# WHAT IS EXPECTED
Write out the material exactly, leaving every picture behind.
+++ EXTRACTED ENTRIES
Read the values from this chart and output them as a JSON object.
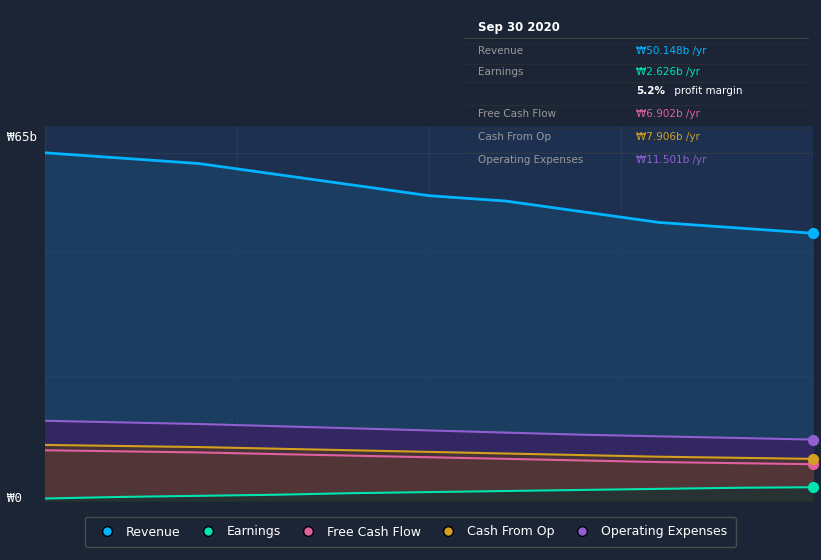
{
  "background_color": "#1c2535",
  "plot_area_bg": "#1e3050",
  "y_label_top": "₩65b",
  "y_label_bottom": "₩0",
  "x_points": [
    0,
    1,
    2,
    3,
    4,
    5,
    6,
    7,
    8,
    9,
    10
  ],
  "revenue": [
    65,
    64,
    63,
    61,
    59,
    57,
    56,
    54,
    52,
    51,
    50
  ],
  "earnings": [
    0.5,
    0.8,
    1.0,
    1.2,
    1.5,
    1.7,
    1.9,
    2.1,
    2.3,
    2.5,
    2.6
  ],
  "free_cash_flow": [
    9.5,
    9.3,
    9.1,
    8.8,
    8.5,
    8.2,
    7.9,
    7.6,
    7.3,
    7.1,
    6.9
  ],
  "cash_from_op": [
    10.5,
    10.3,
    10.1,
    9.8,
    9.5,
    9.2,
    8.9,
    8.6,
    8.3,
    8.1,
    7.9
  ],
  "operating_expenses": [
    15,
    14.7,
    14.4,
    14.0,
    13.6,
    13.2,
    12.8,
    12.4,
    12.1,
    11.8,
    11.5
  ],
  "revenue_color": "#00b4ff",
  "revenue_fill": "#1a4a6e",
  "earnings_color": "#00e5b0",
  "earnings_fill": "#003030",
  "free_cash_flow_color": "#e060a0",
  "free_cash_flow_fill": "#5a3060",
  "cash_from_op_color": "#d4a020",
  "cash_from_op_fill": "#5a4010",
  "operating_expenses_color": "#9060d0",
  "operating_expenses_fill": "#3a2060",
  "info_panel": {
    "title": "Sep 30 2020",
    "rows": [
      {
        "label": "Revenue",
        "value": "₩50.148b /yr",
        "color": "#00b4ff",
        "has_sub": false
      },
      {
        "label": "Earnings",
        "value": "₩2.626b /yr",
        "color": "#00e5b0",
        "has_sub": true
      },
      {
        "label": "",
        "value": "profit margin",
        "color": "#ffffff",
        "bold_val": "5.2%",
        "has_sub": false
      },
      {
        "label": "Free Cash Flow",
        "value": "₩6.902b /yr",
        "color": "#e060a0",
        "has_sub": false
      },
      {
        "label": "Cash From Op",
        "value": "₩7.906b /yr",
        "color": "#d4a020",
        "has_sub": false
      },
      {
        "label": "Operating Expenses",
        "value": "₩11.501b /yr",
        "color": "#9060d0",
        "has_sub": false
      }
    ]
  },
  "legend": [
    {
      "label": "Revenue",
      "color": "#00b4ff"
    },
    {
      "label": "Earnings",
      "color": "#00e5b0"
    },
    {
      "label": "Free Cash Flow",
      "color": "#e060a0"
    },
    {
      "label": "Cash From Op",
      "color": "#d4a020"
    },
    {
      "label": "Operating Expenses",
      "color": "#9060d0"
    }
  ],
  "gridline_color": "#2a4060",
  "axis_label_color": "#ffffff",
  "label_fontsize": 9.0,
  "line_width": 2.0,
  "dot_size": 50
}
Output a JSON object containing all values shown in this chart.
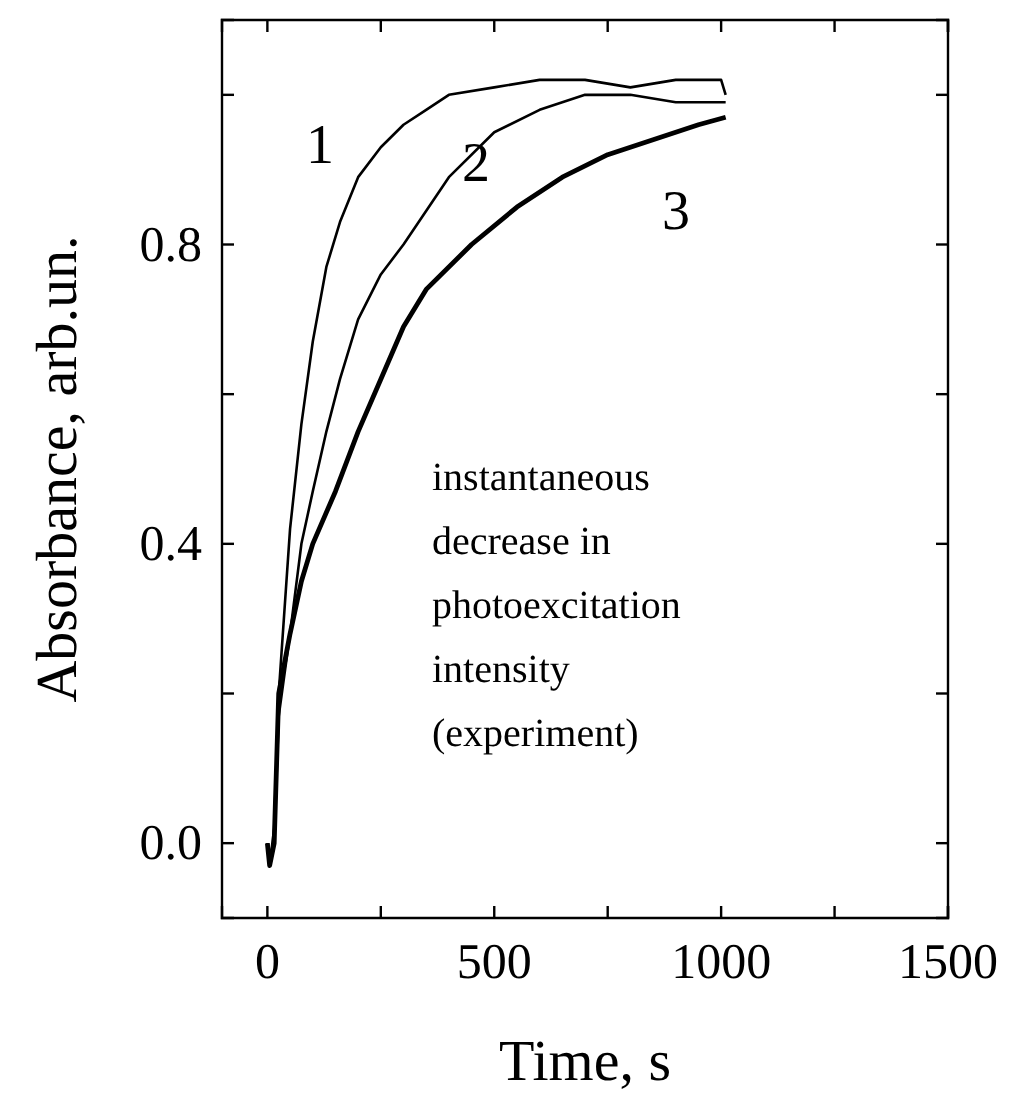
++++++
# RESULT
Read the values from this chart and output them as a JSON object.
{
  "background_color": "#1c2535",
  "plot_area_bg": "#1e3050",
  "y_label_top": "₩65b",
  "y_label_bottom": "₩0",
  "x_points": [
    0,
    1,
    2,
    3,
    4,
    5,
    6,
    7,
    8,
    9,
    10
  ],
  "revenue": [
    65,
    64,
    63,
    61,
    59,
    57,
    56,
    54,
    52,
    51,
    50
  ],
  "earnings": [
    0.5,
    0.8,
    1.0,
    1.2,
    1.5,
    1.7,
    1.9,
    2.1,
    2.3,
    2.5,
    2.6
  ],
  "free_cash_flow": [
    9.5,
    9.3,
    9.1,
    8.8,
    8.5,
    8.2,
    7.9,
    7.6,
    7.3,
    7.1,
    6.9
  ],
  "cash_from_op": [
    10.5,
    10.3,
    10.1,
    9.8,
    9.5,
    9.2,
    8.9,
    8.6,
    8.3,
    8.1,
    7.9
  ],
  "operating_expenses": [
    15,
    14.7,
    14.4,
    14.0,
    13.6,
    13.2,
    12.8,
    12.4,
    12.1,
    11.8,
    11.5
  ],
  "revenue_color": "#00b4ff",
  "revenue_fill": "#1a4a6e",
  "earnings_color": "#00e5b0",
  "earnings_fill": "#003030",
  "free_cash_flow_color": "#e060a0",
  "free_cash_flow_fill": "#5a3060",
  "cash_from_op_color": "#d4a020",
  "cash_from_op_fill": "#5a4010",
  "operating_expenses_color": "#9060d0",
  "operating_expenses_fill": "#3a2060",
  "info_panel": {
    "title": "Sep 30 2020",
    "rows": [
      {
        "label": "Revenue",
        "value": "₩50.148b /yr",
        "color": "#00b4ff",
        "has_sub": false
      },
      {
        "label": "Earnings",
        "value": "₩2.626b /yr",
        "color": "#00e5b0",
        "has_sub": true
      },
      {
        "label": "",
        "value": "profit margin",
        "color": "#ffffff",
        "bold_val": "5.2%",
        "has_sub": false
      },
      {
        "label": "Free Cash Flow",
        "value": "₩6.902b /yr",
        "color": "#e060a0",
        "has_sub": false
      },
      {
        "label": "Cash From Op",
        "value": "₩7.906b /yr",
        "color": "#d4a020",
        "has_sub": false
      },
      {
        "label": "Operating Expenses",
        "value": "₩11.501b /yr",
        "color": "#9060d0",
        "has_sub": false
      }
    ]
  },
  "legend": [
    {
      "label": "Revenue",
      "color": "#00b4ff"
    },
    {
      "label": "Earnings",
      "color": "#00e5b0"
    },
    {
      "label": "Free Cash Flow",
      "color": "#e060a0"
    },
    {
      "label": "Cash From Op",
      "color": "#d4a020"
    },
    {
      "label": "Operating Expenses",
      "color": "#9060d0"
    }
  ],
  "gridline_color": "#2a4060",
  "axis_label_color": "#ffffff",
  "label_fontsize": 9.0,
  "line_width": 2.0,
  "dot_size": 50
}
Output a JSON object containing all values shown in this chart.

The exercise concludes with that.